- **WHAT THIS TASK INVOLVES**: Strip the pictures and reproduce the rest of the listing exactly.

= = = =

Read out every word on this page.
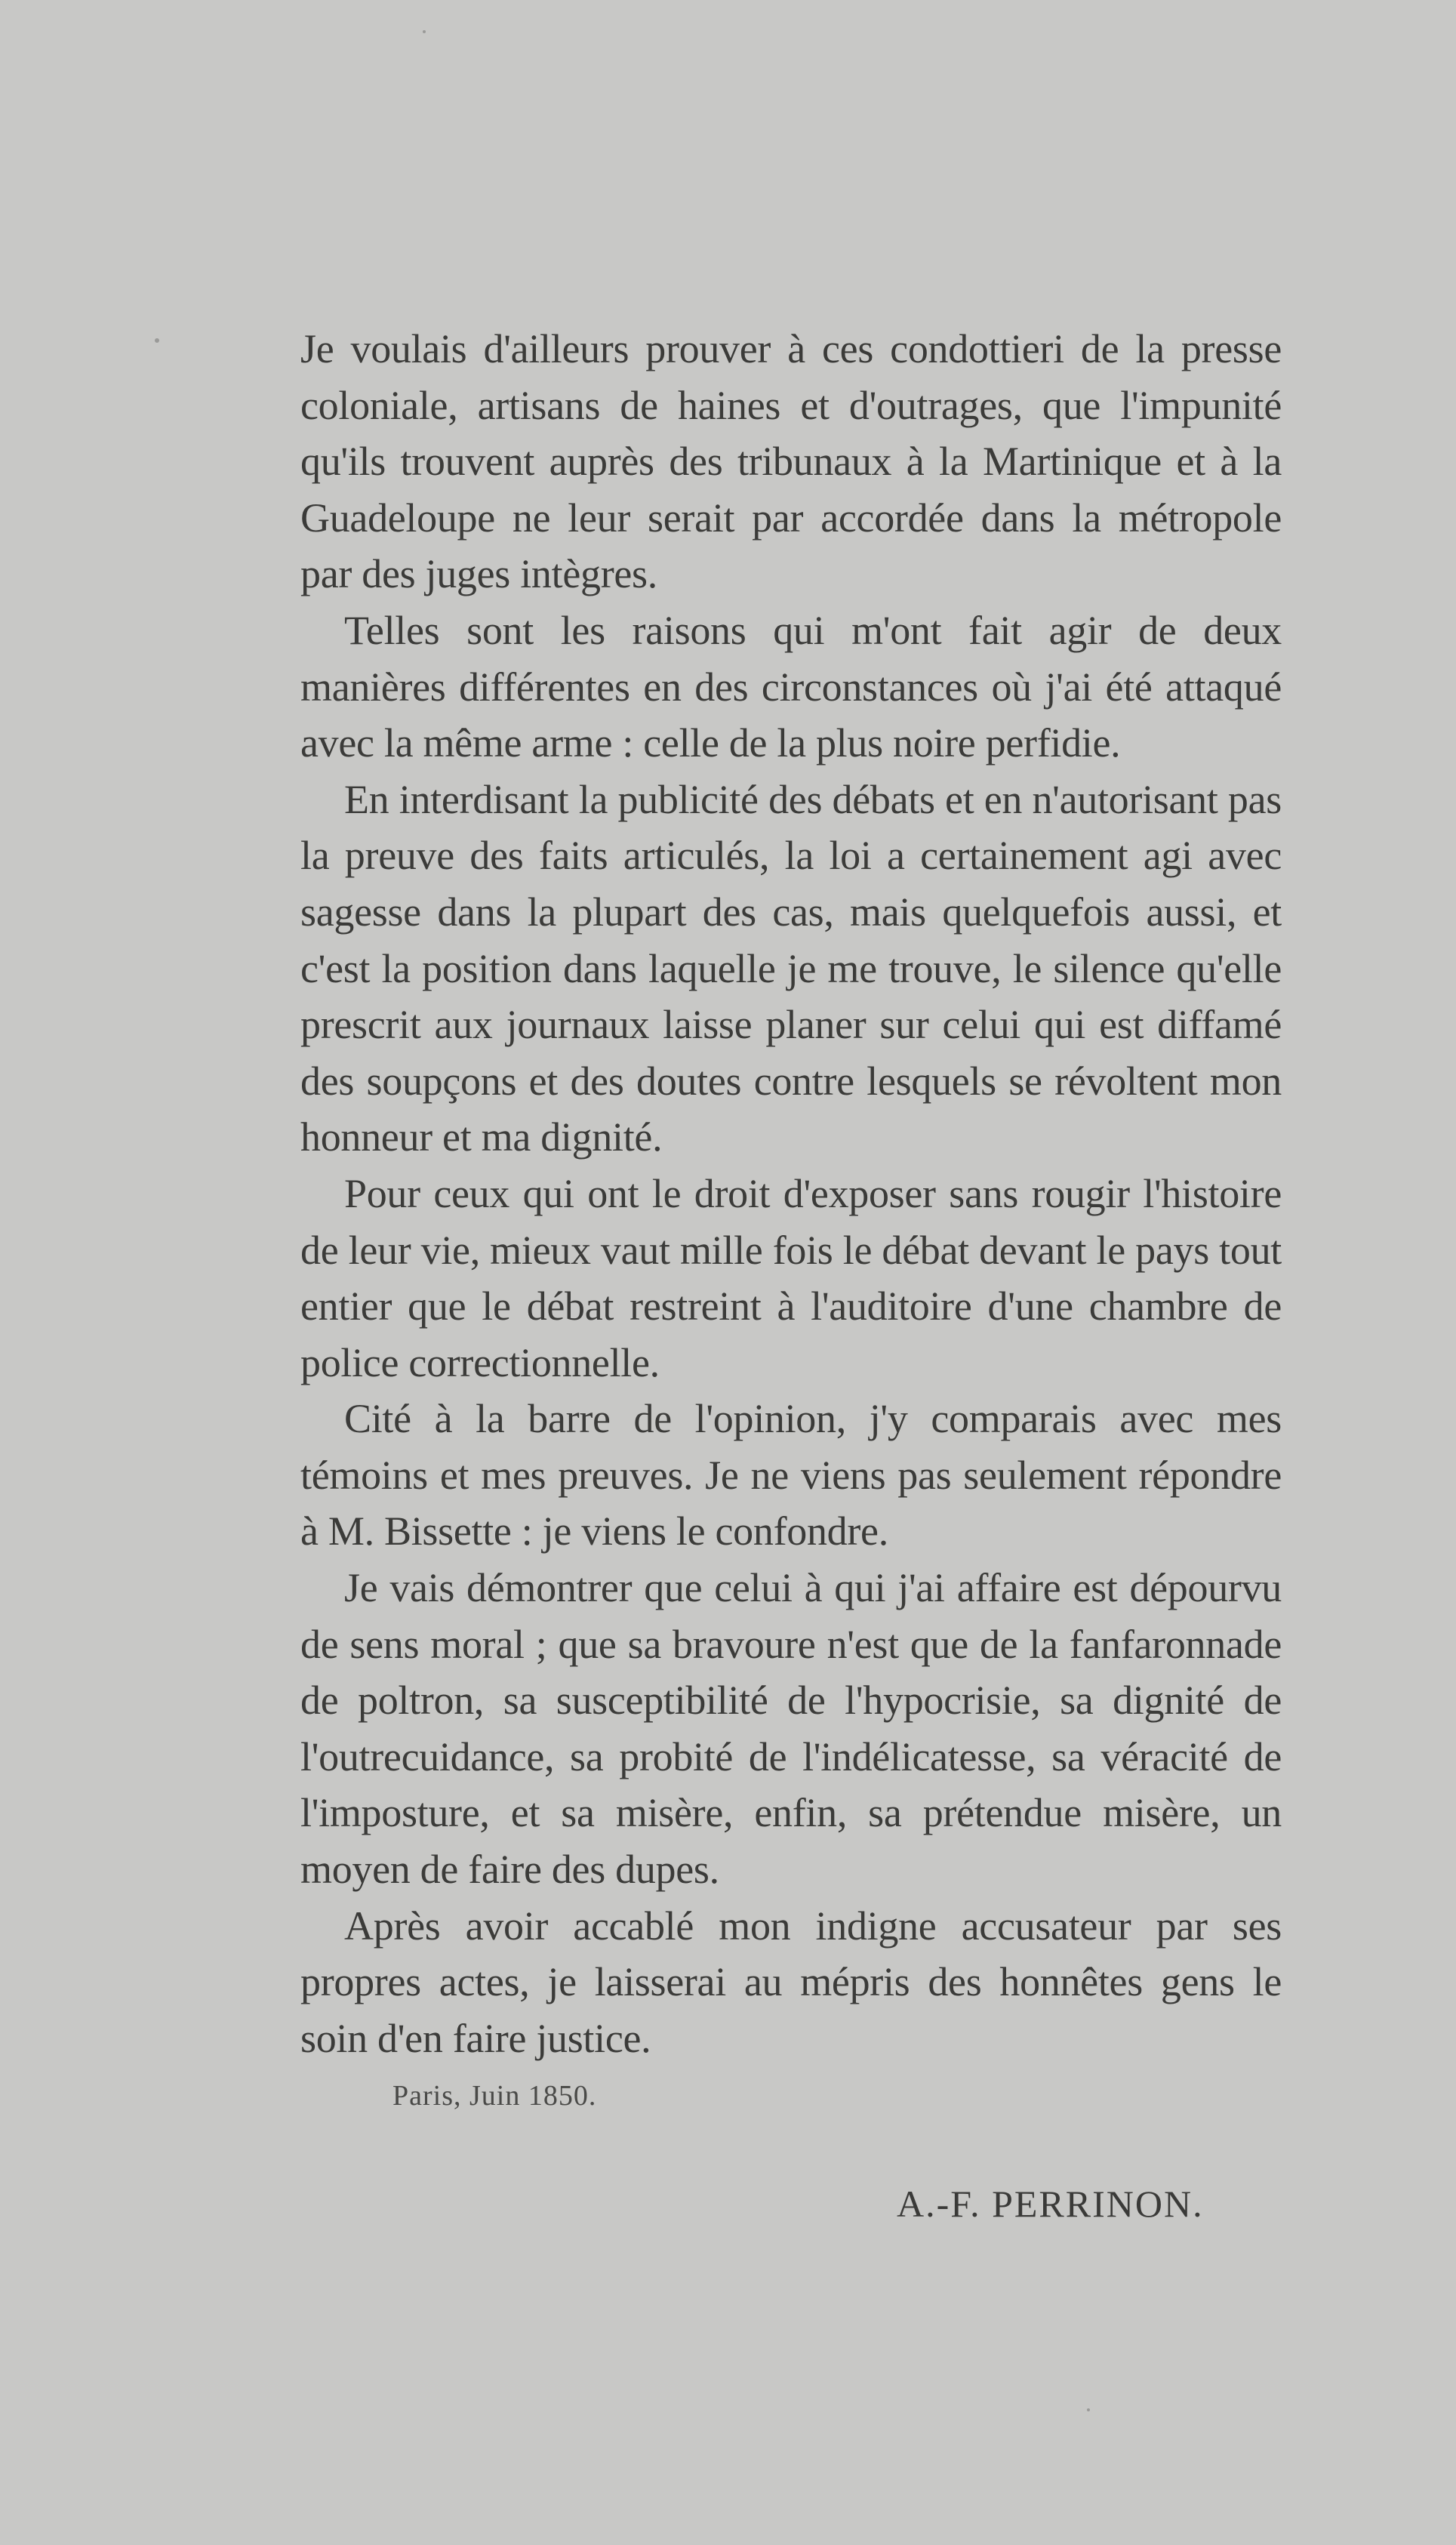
Je voulais d'ailleurs prouver à ces condottieri de la presse coloniale, artisans de haines et d'outrages, que l'impunité qu'ils trouvent auprès des tribunaux à la Martinique et à la Guadeloupe ne leur serait par accordée dans la métropole par des juges intègres.

Telles sont les raisons qui m'ont fait agir de deux manières différentes en des circonstances où j'ai été attaqué avec la même arme : celle de la plus noire perfidie.

En interdisant la publicité des débats et en n'autorisant pas la preuve des faits articulés, la loi a certainement agi avec sagesse dans la plupart des cas, mais quelquefois aussi, et c'est la position dans laquelle je me trouve, le silence qu'elle prescrit aux journaux laisse planer sur celui qui est diffamé des soupçons et des doutes contre lesquels se révoltent mon honneur et ma dignité.

Pour ceux qui ont le droit d'exposer sans rougir l'histoire de leur vie, mieux vaut mille fois le débat devant le pays tout entier que le débat restreint à l'auditoire d'une chambre de police correctionnelle.

Cité à la barre de l'opinion, j'y comparais avec mes témoins et mes preuves. Je ne viens pas seulement répondre à M. Bissette : je viens le confondre.

Je vais démontrer que celui à qui j'ai affaire est dépourvu de sens moral ; que sa bravoure n'est que de la fanfaronnade de poltron, sa susceptibilité de l'hypocrisie, sa dignité de l'outrecuidance, sa probité de l'indélicatesse, sa véracité de l'imposture, et sa misère, enfin, sa prétendue misère, un moyen de faire des dupes.

Après avoir accablé mon indigne accusateur par ses propres actes, je laisserai au mépris des honnêtes gens le soin d'en faire justice.

Paris, Juin 1850.
A.-F. PERRINON.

= = = =

- **THE ANSWER**:
Read out every word on this page.
Je voulais d'ailleurs prouver à ces condottieri de la presse coloniale, artisans de haines et d'outrages, que l'impunité qu'ils trouvent auprès des tribunaux à la Martinique et à la Guadeloupe ne leur serait par accordée dans la métropole par des juges intègres.

Telles sont les raisons qui m'ont fait agir de deux manières différentes en des circonstances où j'ai été attaqué avec la même arme : celle de la plus noire perfidie.

En interdisant la publicité des débats et en n'autorisant pas la preuve des faits articulés, la loi a certainement agi avec sagesse dans la plupart des cas, mais quelquefois aussi, et c'est la position dans laquelle je me trouve, le silence qu'elle prescrit aux journaux laisse planer sur celui qui est diffamé des soupçons et des doutes contre lesquels se révoltent mon honneur et ma dignité.

Pour ceux qui ont le droit d'exposer sans rougir l'histoire de leur vie, mieux vaut mille fois le débat devant le pays tout entier que le débat restreint à l'auditoire d'une chambre de police correctionnelle.

Cité à la barre de l'opinion, j'y comparais avec mes témoins et mes preuves. Je ne viens pas seulement répondre à M. Bissette : je viens le confondre.

Je vais démontrer que celui à qui j'ai affaire est dépourvu de sens moral ; que sa bravoure n'est que de la fanfaronnade de poltron, sa susceptibilité de l'hypocrisie, sa dignité de l'outrecuidance, sa probité de l'indélicatesse, sa véracité de l'imposture, et sa misère, enfin, sa prétendue misère, un moyen de faire des dupes.

Après avoir accablé mon indigne accusateur par ses propres actes, je laisserai au mépris des honnêtes gens le soin d'en faire justice.

Paris, Juin 1850.
A.-F. PERRINON.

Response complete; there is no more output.